● **Raw records**:

────────────────────────────────────────

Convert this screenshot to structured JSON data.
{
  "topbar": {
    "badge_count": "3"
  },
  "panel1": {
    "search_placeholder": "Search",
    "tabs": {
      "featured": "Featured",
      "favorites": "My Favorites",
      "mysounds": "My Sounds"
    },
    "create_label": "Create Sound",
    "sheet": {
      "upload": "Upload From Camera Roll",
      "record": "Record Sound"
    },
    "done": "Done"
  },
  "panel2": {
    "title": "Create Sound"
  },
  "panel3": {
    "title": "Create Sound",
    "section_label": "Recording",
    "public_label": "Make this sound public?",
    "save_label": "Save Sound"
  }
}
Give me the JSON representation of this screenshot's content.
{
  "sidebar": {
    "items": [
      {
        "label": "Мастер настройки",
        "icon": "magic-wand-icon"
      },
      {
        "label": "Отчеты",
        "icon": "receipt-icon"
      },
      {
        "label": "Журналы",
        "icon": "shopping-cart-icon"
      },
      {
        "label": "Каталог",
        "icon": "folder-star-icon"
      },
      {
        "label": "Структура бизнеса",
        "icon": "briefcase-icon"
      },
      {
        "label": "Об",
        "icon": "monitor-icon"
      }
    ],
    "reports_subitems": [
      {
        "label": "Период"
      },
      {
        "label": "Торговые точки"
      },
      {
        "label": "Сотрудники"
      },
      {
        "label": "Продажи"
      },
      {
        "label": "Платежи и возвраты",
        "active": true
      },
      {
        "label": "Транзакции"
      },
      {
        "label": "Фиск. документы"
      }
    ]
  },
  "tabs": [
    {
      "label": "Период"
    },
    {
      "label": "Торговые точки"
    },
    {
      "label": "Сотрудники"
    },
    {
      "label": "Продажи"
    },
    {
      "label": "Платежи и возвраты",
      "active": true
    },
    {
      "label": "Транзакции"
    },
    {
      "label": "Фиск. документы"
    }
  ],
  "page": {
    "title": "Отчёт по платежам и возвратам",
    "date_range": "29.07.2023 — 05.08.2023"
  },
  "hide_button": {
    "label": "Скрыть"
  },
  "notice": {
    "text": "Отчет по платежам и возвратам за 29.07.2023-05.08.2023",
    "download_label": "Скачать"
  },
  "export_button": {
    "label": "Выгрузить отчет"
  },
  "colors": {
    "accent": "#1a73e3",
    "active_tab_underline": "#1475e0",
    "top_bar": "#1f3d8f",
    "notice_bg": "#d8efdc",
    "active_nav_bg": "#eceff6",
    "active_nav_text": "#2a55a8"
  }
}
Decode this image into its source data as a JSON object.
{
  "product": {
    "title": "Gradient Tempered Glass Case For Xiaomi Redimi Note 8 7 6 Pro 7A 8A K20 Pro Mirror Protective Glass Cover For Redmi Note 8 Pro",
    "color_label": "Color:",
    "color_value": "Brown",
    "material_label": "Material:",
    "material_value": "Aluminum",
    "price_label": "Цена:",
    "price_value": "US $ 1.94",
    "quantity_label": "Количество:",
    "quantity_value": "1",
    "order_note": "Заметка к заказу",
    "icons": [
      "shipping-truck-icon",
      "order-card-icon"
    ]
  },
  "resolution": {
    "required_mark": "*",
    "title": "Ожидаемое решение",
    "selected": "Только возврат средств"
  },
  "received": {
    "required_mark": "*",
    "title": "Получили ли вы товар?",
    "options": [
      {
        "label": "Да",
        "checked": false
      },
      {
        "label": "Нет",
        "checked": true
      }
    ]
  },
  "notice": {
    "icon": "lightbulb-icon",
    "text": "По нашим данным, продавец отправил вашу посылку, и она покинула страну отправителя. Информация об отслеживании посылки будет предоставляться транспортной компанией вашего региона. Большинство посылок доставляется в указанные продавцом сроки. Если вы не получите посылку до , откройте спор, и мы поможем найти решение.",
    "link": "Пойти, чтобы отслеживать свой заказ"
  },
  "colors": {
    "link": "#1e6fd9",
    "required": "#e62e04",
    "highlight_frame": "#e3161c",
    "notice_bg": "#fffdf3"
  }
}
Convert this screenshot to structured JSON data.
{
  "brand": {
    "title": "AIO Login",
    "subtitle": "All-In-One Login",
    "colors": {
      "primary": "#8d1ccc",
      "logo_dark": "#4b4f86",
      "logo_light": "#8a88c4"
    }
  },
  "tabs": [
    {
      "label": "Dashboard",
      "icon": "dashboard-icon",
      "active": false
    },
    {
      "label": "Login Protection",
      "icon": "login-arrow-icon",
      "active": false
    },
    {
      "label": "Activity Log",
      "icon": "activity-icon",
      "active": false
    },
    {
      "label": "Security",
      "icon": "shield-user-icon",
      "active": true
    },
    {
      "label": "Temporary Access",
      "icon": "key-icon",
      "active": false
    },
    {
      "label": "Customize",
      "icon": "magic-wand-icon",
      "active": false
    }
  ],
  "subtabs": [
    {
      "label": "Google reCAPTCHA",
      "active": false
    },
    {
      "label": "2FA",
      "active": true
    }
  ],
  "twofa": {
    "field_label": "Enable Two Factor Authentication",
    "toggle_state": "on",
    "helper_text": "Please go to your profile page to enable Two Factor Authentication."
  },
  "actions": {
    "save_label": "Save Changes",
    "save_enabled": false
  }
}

────────────────────────────────────────

● **REQUEST**: The word "Платежи" may appear on some lines of these records; state how many such lines there are, and nothing else.

● **SOLVED EXERCISE**: 2